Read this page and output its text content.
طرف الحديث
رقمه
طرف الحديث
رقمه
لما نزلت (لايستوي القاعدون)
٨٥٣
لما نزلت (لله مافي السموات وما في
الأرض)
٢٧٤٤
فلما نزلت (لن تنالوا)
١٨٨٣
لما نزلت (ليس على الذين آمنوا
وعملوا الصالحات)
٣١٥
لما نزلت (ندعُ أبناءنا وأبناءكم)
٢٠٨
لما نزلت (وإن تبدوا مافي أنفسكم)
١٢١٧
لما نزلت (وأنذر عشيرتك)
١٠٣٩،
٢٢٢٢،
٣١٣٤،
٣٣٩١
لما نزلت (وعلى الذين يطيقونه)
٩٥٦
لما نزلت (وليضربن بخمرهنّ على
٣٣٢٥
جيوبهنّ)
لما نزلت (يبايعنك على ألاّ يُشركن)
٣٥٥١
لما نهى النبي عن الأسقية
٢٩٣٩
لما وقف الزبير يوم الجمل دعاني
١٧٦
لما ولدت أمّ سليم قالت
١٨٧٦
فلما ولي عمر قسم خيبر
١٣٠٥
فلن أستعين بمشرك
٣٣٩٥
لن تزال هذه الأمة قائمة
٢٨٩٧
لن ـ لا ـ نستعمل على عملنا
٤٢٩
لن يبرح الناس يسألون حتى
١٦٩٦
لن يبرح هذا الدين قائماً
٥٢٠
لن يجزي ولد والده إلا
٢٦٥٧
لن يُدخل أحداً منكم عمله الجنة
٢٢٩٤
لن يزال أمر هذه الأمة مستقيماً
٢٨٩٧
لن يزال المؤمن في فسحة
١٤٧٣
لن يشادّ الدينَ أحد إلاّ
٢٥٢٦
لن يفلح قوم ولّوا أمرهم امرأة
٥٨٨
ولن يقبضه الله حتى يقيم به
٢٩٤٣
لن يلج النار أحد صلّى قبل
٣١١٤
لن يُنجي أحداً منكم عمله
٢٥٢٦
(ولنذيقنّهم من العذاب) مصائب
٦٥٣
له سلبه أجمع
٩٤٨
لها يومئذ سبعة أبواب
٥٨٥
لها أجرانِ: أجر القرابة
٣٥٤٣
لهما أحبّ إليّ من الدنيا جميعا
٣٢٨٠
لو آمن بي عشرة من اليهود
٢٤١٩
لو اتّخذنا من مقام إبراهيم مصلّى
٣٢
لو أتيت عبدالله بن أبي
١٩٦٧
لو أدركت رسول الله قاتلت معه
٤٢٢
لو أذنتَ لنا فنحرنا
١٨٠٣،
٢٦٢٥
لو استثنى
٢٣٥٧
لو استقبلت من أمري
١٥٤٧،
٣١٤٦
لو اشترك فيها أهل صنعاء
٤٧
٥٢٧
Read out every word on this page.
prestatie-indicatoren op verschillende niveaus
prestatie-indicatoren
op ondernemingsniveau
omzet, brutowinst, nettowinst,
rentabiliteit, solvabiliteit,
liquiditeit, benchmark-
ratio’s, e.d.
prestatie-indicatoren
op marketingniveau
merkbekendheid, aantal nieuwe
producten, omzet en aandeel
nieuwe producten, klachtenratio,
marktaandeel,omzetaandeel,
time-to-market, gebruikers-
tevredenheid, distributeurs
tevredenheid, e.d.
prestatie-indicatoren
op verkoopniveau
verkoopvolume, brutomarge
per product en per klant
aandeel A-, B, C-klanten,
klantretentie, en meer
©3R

..........

| Stated task |
Every line above needs to be retyped exactly.

| Written response |
Read this page and output its text content.
طرف الحديث
رقمه
طرف الحديث
رقمه
لما نزلت (لايستوي القاعدون)
٨٥٣
لما نزلت (لله مافي السموات وما في
الأرض)
٢٧٤٤
فلما نزلت (لن تنالوا)
١٨٨٣
لما نزلت (ليس على الذين آمنوا
وعملوا الصالحات)
٣١٥
لما نزلت (ندعُ أبناءنا وأبناءكم)
٢٠٨
لما نزلت (وإن تبدوا مافي أنفسكم)
١٢١٧
لما نزلت (وأنذر عشيرتك)
١٠٣٩،
٢٢٢٢،
٣١٣٤،
٣٣٩١
لما نزلت (وعلى الذين يطيقونه)
٩٥٦
لما نزلت (وليضربن بخمرهنّ على
٣٣٢٥
جيوبهنّ)
لما نزلت (يبايعنك على ألاّ يُشركن)
٣٥٥١
لما نهى النبي عن الأسقية
٢٩٣٩
لما وقف الزبير يوم الجمل دعاني
١٧٦
لما ولدت أمّ سليم قالت
١٨٧٦
فلما ولي عمر قسم خيبر
١٣٠٥
فلن أستعين بمشرك
٣٣٩٥
لن تزال هذه الأمة قائمة
٢٨٩٧
لن ـ لا ـ نستعمل على عملنا
٤٢٩
لن يبرح الناس يسألون حتى
١٦٩٦
لن يبرح هذا الدين قائماً
٥٢٠
لن يجزي ولد والده إلا
٢٦٥٧
لن يُدخل أحداً منكم عمله الجنة
٢٢٩٤
لن يزال أمر هذه الأمة مستقيماً
٢٨٩٧
لن يزال المؤمن في فسحة
١٤٧٣
لن يشادّ الدينَ أحد إلاّ
٢٥٢٦
لن يفلح قوم ولّوا أمرهم امرأة
٥٨٨
ولن يقبضه الله حتى يقيم به
٢٩٤٣
لن يلج النار أحد صلّى قبل
٣١١٤
لن يُنجي أحداً منكم عمله
٢٥٢٦
(ولنذيقنّهم من العذاب) مصائب
٦٥٣
له سلبه أجمع
٩٤٨
لها يومئذ سبعة أبواب
٥٨٥
لها أجرانِ: أجر القرابة
٣٥٤٣
لهما أحبّ إليّ من الدنيا جميعا
٣٢٨٠
لو آمن بي عشرة من اليهود
٢٤١٩
لو اتّخذنا من مقام إبراهيم مصلّى
٣٢
لو أتيت عبدالله بن أبي
١٩٦٧
لو أدركت رسول الله قاتلت معه
٤٢٢
لو أذنتَ لنا فنحرنا
١٨٠٣،
٢٦٢٥
لو استثنى
٢٣٥٧
لو استقبلت من أمري
١٥٤٧،
٣١٤٦
لو اشترك فيها أهل صنعاء
٤٧
٥٢٧
Read out every word on this page.
prestatie-indicatoren op verschillende niveaus
prestatie-indicatoren
op ondernemingsniveau
omzet, brutowinst, nettowinst,
rentabiliteit, solvabiliteit,
liquiditeit, benchmark-
ratio’s, e.d.
prestatie-indicatoren
op marketingniveau
merkbekendheid, aantal nieuwe
producten, omzet en aandeel
nieuwe producten, klachtenratio,
marktaandeel,omzetaandeel,
time-to-market, gebruikers-
tevredenheid, distributeurs
tevredenheid, e.d.
prestatie-indicatoren
op verkoopniveau
verkoopvolume, brutomarge
per product en per klant
aandeel A-, B, C-klanten,
klantretentie, en meer
©3R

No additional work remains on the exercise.